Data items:
----------
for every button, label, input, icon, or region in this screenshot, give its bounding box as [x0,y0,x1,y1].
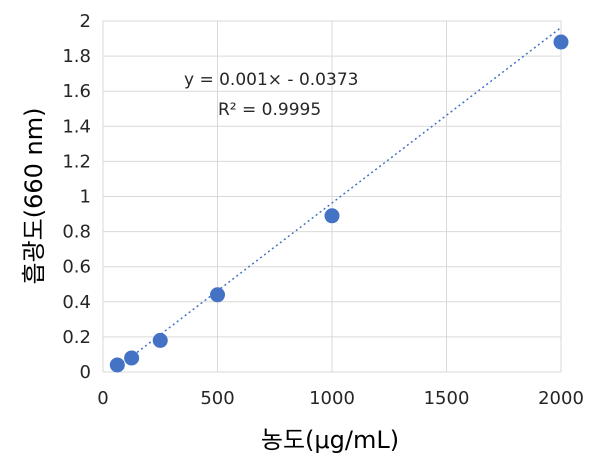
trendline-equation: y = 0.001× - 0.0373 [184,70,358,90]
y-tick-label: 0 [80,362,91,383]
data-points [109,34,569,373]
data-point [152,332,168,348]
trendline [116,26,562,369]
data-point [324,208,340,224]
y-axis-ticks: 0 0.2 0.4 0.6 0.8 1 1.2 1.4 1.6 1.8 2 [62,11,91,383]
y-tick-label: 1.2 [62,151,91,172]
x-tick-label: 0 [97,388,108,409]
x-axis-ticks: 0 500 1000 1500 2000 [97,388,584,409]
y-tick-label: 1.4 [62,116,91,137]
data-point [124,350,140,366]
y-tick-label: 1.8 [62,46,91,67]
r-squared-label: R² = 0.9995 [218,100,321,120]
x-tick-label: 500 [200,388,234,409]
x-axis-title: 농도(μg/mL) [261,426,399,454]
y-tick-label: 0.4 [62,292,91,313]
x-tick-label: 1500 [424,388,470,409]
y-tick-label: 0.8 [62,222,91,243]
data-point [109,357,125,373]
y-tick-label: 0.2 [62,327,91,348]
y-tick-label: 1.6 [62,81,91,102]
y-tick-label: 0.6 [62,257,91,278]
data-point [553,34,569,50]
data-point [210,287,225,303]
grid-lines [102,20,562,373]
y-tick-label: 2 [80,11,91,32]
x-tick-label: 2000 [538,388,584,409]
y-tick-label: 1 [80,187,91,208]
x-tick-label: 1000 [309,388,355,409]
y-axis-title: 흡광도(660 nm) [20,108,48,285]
----------
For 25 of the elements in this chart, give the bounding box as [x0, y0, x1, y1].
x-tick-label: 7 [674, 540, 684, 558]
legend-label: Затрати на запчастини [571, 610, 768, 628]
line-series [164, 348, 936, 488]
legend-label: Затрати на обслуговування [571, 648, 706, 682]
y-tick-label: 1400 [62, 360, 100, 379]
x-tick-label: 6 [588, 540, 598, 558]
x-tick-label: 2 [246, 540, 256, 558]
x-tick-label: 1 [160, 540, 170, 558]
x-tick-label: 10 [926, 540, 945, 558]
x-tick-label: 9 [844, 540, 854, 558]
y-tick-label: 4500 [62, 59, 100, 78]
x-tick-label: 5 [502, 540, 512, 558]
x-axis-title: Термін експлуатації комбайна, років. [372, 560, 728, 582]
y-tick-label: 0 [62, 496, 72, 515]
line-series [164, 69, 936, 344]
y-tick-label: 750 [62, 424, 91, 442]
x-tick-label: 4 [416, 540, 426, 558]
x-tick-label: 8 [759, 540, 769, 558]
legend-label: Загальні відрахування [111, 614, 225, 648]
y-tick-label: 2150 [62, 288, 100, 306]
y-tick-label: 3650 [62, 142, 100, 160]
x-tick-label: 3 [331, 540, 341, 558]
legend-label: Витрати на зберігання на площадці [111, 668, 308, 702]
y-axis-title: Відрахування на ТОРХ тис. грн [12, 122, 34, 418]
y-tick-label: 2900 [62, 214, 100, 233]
----------
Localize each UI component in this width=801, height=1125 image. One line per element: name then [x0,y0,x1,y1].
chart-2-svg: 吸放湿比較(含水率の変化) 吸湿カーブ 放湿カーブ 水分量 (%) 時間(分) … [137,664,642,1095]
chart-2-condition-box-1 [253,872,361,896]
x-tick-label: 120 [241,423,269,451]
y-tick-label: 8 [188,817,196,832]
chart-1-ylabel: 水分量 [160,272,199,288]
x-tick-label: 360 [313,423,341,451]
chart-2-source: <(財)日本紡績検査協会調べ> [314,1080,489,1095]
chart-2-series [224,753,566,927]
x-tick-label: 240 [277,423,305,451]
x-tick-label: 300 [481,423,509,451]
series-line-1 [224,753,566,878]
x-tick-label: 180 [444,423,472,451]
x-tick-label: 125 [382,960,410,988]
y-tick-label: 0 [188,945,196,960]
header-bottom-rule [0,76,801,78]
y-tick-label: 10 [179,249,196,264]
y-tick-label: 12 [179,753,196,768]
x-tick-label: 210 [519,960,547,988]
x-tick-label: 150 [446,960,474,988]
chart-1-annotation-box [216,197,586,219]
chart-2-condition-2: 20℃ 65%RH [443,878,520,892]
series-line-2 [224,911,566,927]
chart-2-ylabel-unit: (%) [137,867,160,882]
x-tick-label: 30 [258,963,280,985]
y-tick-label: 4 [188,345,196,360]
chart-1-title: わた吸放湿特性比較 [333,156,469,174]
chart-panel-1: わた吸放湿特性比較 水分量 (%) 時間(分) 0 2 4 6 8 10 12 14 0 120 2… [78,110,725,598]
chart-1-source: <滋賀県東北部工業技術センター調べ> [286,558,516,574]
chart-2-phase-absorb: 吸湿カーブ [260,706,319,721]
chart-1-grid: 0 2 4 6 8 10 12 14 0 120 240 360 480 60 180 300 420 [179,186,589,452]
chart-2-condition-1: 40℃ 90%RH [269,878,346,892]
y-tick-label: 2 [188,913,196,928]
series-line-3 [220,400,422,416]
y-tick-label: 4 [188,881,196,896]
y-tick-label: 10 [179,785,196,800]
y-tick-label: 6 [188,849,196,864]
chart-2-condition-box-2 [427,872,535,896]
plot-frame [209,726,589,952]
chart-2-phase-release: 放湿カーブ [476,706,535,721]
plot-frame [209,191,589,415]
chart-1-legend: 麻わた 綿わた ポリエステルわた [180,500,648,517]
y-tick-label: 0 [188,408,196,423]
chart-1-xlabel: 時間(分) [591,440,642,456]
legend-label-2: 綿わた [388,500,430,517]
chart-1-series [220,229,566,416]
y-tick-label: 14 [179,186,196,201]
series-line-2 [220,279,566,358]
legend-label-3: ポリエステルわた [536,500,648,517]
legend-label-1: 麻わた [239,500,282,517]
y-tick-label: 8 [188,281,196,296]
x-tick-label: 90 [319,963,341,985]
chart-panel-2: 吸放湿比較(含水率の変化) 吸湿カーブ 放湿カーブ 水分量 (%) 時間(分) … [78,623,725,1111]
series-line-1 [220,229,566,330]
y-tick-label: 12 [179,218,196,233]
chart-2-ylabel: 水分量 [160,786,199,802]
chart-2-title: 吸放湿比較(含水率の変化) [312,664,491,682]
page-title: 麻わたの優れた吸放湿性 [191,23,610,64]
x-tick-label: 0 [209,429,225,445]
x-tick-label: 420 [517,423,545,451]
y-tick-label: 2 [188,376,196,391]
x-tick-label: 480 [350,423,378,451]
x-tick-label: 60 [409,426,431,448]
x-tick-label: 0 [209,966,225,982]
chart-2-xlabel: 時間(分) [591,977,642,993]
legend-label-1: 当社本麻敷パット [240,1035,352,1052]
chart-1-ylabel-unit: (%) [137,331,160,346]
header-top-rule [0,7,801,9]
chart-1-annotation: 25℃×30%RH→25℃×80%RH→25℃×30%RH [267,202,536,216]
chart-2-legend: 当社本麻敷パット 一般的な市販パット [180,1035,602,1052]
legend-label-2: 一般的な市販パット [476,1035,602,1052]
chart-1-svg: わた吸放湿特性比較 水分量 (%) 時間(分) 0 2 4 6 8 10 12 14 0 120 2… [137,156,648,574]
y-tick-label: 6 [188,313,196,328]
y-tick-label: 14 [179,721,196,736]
----------
Task to carry out: Duplicate the lines from the one containing "trendline-equation: y = 0.001×" through the one containing "y-axis-title: 흡광도(660 nm) [20,108,48,285]", inclusive.

Written answer:
trendline-equation: y = 0.001× - 0.0373 [184,70,358,90]
y-tick-label: 0 [80,362,91,383]
data-points [109,34,569,373]
data-point [152,332,168,348]
trendline [116,26,562,369]
data-point [324,208,340,224]
y-axis-ticks: 0 0.2 0.4 0.6 0.8 1 1.2 1.4 1.6 1.8 2 [62,11,91,383]
y-tick-label: 1.2 [62,151,91,172]
x-tick-label: 0 [97,388,108,409]
x-axis-ticks: 0 500 1000 1500 2000 [97,388,584,409]
y-tick-label: 1.4 [62,116,91,137]
data-point [124,350,140,366]
y-tick-label: 1.8 [62,46,91,67]
r-squared-label: R² = 0.9995 [218,100,321,120]
x-tick-label: 500 [200,388,234,409]
x-axis-title: 농도(μg/mL) [261,426,399,454]
y-tick-label: 0.4 [62,292,91,313]
x-tick-label: 1500 [424,388,470,409]
y-tick-label: 0.8 [62,222,91,243]
data-point [109,357,125,373]
y-tick-label: 0.2 [62,327,91,348]
y-tick-label: 1.6 [62,81,91,102]
y-tick-label: 0.6 [62,257,91,278]
data-point [553,34,569,50]
data-point [210,287,225,303]
grid-lines [102,20,562,373]
y-tick-label: 2 [80,11,91,32]
x-tick-label: 2000 [538,388,584,409]
y-tick-label: 1 [80,187,91,208]
x-tick-label: 1000 [309,388,355,409]
y-axis-title: 흡광도(660 nm) [20,108,48,285]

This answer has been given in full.